§ PROMPT
Print the data that follows exactly.

§ DATA SUPPLIED
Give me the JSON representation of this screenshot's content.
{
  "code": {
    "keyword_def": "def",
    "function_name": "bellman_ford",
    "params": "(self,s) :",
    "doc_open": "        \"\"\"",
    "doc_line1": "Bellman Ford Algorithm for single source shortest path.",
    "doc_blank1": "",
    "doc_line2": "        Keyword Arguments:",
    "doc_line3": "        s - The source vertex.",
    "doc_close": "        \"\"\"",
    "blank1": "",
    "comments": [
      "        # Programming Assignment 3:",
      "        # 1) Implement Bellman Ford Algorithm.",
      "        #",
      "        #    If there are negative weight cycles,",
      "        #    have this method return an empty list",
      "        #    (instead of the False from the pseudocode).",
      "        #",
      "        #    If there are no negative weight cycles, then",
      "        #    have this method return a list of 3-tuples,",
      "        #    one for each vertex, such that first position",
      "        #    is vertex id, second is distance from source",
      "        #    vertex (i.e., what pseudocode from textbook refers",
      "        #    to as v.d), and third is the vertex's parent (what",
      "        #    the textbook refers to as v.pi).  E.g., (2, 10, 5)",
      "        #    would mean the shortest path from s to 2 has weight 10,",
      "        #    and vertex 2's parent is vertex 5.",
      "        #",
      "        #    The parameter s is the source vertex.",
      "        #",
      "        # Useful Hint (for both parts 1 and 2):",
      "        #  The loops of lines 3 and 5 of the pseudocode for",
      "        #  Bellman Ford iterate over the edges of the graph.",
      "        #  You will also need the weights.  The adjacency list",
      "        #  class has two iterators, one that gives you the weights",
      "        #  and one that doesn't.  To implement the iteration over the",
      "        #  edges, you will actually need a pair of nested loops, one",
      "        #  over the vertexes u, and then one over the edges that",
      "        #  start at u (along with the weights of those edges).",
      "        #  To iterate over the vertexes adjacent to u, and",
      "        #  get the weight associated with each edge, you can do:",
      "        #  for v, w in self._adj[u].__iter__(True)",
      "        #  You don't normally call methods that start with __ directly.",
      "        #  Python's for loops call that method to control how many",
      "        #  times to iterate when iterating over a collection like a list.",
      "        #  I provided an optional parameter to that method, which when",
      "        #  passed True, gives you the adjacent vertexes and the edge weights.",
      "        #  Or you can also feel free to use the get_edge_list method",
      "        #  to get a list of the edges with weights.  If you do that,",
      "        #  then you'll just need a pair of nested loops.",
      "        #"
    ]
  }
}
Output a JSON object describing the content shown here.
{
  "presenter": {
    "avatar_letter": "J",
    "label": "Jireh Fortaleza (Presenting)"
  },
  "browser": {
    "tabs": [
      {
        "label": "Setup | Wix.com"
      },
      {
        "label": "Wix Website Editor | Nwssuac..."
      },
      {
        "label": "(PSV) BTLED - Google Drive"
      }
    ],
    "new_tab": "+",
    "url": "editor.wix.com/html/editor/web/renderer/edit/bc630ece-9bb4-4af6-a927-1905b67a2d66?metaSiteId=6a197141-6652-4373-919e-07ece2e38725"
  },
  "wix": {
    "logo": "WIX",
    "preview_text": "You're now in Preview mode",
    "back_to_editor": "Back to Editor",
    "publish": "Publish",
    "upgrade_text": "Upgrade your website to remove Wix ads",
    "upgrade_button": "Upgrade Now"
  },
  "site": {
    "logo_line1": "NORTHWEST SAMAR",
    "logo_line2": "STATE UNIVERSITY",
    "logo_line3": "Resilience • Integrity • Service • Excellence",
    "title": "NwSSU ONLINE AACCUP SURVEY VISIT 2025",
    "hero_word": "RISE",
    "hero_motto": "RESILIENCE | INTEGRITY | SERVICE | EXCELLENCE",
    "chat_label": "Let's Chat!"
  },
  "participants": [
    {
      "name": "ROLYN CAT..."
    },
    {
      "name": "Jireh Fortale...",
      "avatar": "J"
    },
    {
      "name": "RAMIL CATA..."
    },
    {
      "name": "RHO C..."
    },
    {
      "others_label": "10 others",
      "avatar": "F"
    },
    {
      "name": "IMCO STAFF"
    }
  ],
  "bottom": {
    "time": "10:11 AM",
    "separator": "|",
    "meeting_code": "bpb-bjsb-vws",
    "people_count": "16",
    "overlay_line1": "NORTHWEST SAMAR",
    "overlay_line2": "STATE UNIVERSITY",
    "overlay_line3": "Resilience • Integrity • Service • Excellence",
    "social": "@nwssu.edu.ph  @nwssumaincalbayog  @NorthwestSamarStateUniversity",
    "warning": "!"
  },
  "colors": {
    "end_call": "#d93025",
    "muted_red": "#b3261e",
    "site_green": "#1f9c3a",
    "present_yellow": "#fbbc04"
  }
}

§ SOLUTION FOR THIS PROBLEM
Give me the JSON representation of this screenshot's content.
{
  "code": {
    "keyword_def": "def",
    "function_name": "bellman_ford",
    "params": "(self,s) :",
    "doc_open": "        \"\"\"",
    "doc_line1": "Bellman Ford Algorithm for single source shortest path.",
    "doc_blank1": "",
    "doc_line2": "        Keyword Arguments:",
    "doc_line3": "        s - The source vertex.",
    "doc_close": "        \"\"\"",
    "blank1": "",
    "comments": [
      "        # Programming Assignment 3:",
      "        # 1) Implement Bellman Ford Algorithm.",
      "        #",
      "        #    If there are negative weight cycles,",
      "        #    have this method return an empty list",
      "        #    (instead of the False from the pseudocode).",
      "        #",
      "        #    If there are no negative weight cycles, then",
      "        #    have this method return a list of 3-tuples,",
      "        #    one for each vertex, such that first position",
      "        #    is vertex id, second is distance from source",
      "        #    vertex (i.e., what pseudocode from textbook refers",
      "        #    to as v.d), and third is the vertex's parent (what",
      "        #    the textbook refers to as v.pi).  E.g., (2, 10, 5)",
      "        #    would mean the shortest path from s to 2 has weight 10,",
      "        #    and vertex 2's parent is vertex 5.",
      "        #",
      "        #    The parameter s is the source vertex.",
      "        #",
      "        # Useful Hint (for both parts 1 and 2):",
      "        #  The loops of lines 3 and 5 of the pseudocode for",
      "        #  Bellman Ford iterate over the edges of the graph.",
      "        #  You will also need the weights.  The adjacency list",
      "        #  class has two iterators, one that gives you the weights",
      "        #  and one that doesn't.  To implement the iteration over the",
      "        #  edges, you will actually need a pair of nested loops, one",
      "        #  over the vertexes u, and then one over the edges that",
      "        #  start at u (along with the weights of those edges).",
      "        #  To iterate over the vertexes adjacent to u, and",
      "        #  get the weight associated with each edge, you can do:",
      "        #  for v, w in self._adj[u].__iter__(True)",
      "        #  You don't normally call methods that start with __ directly.",
      "        #  Python's for loops call that method to control how many",
      "        #  times to iterate when iterating over a collection like a list.",
      "        #  I provided an optional parameter to that method, which when",
      "        #  passed True, gives you the adjacent vertexes and the edge weights.",
      "        #  Or you can also feel free to use the get_edge_list method",
      "        #  to get a list of the edges with weights.  If you do that,",
      "        #  then you'll just need a pair of nested loops.",
      "        #"
    ]
  }
}
Output a JSON object describing the content shown here.
{
  "presenter": {
    "avatar_letter": "J",
    "label": "Jireh Fortaleza (Presenting)"
  },
  "browser": {
    "tabs": [
      {
        "label": "Setup | Wix.com"
      },
      {
        "label": "Wix Website Editor | Nwssuac..."
      },
      {
        "label": "(PSV) BTLED - Google Drive"
      }
    ],
    "new_tab": "+",
    "url": "editor.wix.com/html/editor/web/renderer/edit/bc630ece-9bb4-4af6-a927-1905b67a2d66?metaSiteId=6a197141-6652-4373-919e-07ece2e38725"
  },
  "wix": {
    "logo": "WIX",
    "preview_text": "You're now in Preview mode",
    "back_to_editor": "Back to Editor",
    "publish": "Publish",
    "upgrade_text": "Upgrade your website to remove Wix ads",
    "upgrade_button": "Upgrade Now"
  },
  "site": {
    "logo_line1": "NORTHWEST SAMAR",
    "logo_line2": "STATE UNIVERSITY",
    "logo_line3": "Resilience • Integrity • Service • Excellence",
    "title": "NwSSU ONLINE AACCUP SURVEY VISIT 2025",
    "hero_word": "RISE",
    "hero_motto": "RESILIENCE | INTEGRITY | SERVICE | EXCELLENCE",
    "chat_label": "Let's Chat!"
  },
  "participants": [
    {
      "name": "ROLYN CAT..."
    },
    {
      "name": "Jireh Fortale...",
      "avatar": "J"
    },
    {
      "name": "RAMIL CATA..."
    },
    {
      "name": "RHO C..."
    },
    {
      "others_label": "10 others",
      "avatar": "F"
    },
    {
      "name": "IMCO STAFF"
    }
  ],
  "bottom": {
    "time": "10:11 AM",
    "separator": "|",
    "meeting_code": "bpb-bjsb-vws",
    "people_count": "16",
    "overlay_line1": "NORTHWEST SAMAR",
    "overlay_line2": "STATE UNIVERSITY",
    "overlay_line3": "Resilience • Integrity • Service • Excellence",
    "social": "@nwssu.edu.ph  @nwssumaincalbayog  @NorthwestSamarStateUniversity",
    "warning": "!"
  },
  "colors": {
    "end_call": "#d93025",
    "muted_red": "#b3261e",
    "site_green": "#1f9c3a",
    "present_yellow": "#fbbc04"
  }
}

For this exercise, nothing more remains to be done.